YOUR TASK:
Quote the entries that follow exactly, leaving none out.

※ ※ ※

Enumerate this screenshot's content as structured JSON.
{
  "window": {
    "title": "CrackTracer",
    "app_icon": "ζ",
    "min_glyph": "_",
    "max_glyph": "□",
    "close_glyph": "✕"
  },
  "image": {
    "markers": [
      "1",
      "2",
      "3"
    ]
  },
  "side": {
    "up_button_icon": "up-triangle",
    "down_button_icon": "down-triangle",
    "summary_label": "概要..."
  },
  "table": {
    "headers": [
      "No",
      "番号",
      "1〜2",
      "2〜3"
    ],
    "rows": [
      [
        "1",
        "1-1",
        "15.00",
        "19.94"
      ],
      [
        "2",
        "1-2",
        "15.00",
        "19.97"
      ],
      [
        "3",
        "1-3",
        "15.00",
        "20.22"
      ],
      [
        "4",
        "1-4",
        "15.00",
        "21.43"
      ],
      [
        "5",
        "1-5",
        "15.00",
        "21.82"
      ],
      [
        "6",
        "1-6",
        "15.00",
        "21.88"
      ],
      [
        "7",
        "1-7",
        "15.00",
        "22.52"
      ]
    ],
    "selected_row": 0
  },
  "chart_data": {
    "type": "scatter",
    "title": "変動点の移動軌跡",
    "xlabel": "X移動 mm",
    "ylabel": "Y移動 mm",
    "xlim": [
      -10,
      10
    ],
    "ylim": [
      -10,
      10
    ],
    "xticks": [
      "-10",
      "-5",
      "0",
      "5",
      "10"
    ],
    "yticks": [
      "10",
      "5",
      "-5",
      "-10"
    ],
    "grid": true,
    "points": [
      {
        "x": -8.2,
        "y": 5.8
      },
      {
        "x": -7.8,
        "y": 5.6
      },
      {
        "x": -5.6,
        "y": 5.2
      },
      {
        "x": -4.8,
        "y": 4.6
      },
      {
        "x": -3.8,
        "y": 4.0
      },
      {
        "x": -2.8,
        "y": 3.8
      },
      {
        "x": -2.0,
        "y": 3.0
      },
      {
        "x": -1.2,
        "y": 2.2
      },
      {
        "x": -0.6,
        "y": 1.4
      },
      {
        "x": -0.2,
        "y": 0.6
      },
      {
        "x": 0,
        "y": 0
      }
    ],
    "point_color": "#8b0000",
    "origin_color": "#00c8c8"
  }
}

※ ※ ※

FINISHED EXERCISE:
Enumerate this screenshot's content as structured JSON.
{
  "window": {
    "title": "CrackTracer",
    "app_icon": "ζ",
    "min_glyph": "_",
    "max_glyph": "□",
    "close_glyph": "✕"
  },
  "image": {
    "markers": [
      "1",
      "2",
      "3"
    ]
  },
  "side": {
    "up_button_icon": "up-triangle",
    "down_button_icon": "down-triangle",
    "summary_label": "概要..."
  },
  "table": {
    "headers": [
      "No",
      "番号",
      "1〜2",
      "2〜3"
    ],
    "rows": [
      [
        "1",
        "1-1",
        "15.00",
        "19.94"
      ],
      [
        "2",
        "1-2",
        "15.00",
        "19.97"
      ],
      [
        "3",
        "1-3",
        "15.00",
        "20.22"
      ],
      [
        "4",
        "1-4",
        "15.00",
        "21.43"
      ],
      [
        "5",
        "1-5",
        "15.00",
        "21.82"
      ],
      [
        "6",
        "1-6",
        "15.00",
        "21.88"
      ],
      [
        "7",
        "1-7",
        "15.00",
        "22.52"
      ]
    ],
    "selected_row": 0
  },
  "chart_data": {
    "type": "scatter",
    "title": "変動点の移動軌跡",
    "xlabel": "X移動 mm",
    "ylabel": "Y移動 mm",
    "xlim": [
      -10,
      10
    ],
    "ylim": [
      -10,
      10
    ],
    "xticks": [
      "-10",
      "-5",
      "0",
      "5",
      "10"
    ],
    "yticks": [
      "10",
      "5",
      "-5",
      "-10"
    ],
    "grid": true,
    "points": [
      {
        "x": -8.2,
        "y": 5.8
      },
      {
        "x": -7.8,
        "y": 5.6
      },
      {
        "x": -5.6,
        "y": 5.2
      },
      {
        "x": -4.8,
        "y": 4.6
      },
      {
        "x": -3.8,
        "y": 4.0
      },
      {
        "x": -2.8,
        "y": 3.8
      },
      {
        "x": -2.0,
        "y": 3.0
      },
      {
        "x": -1.2,
        "y": 2.2
      },
      {
        "x": -0.6,
        "y": 1.4
      },
      {
        "x": -0.2,
        "y": 0.6
      },
      {
        "x": 0,
        "y": 0
      }
    ],
    "point_color": "#8b0000",
    "origin_color": "#00c8c8"
  }
}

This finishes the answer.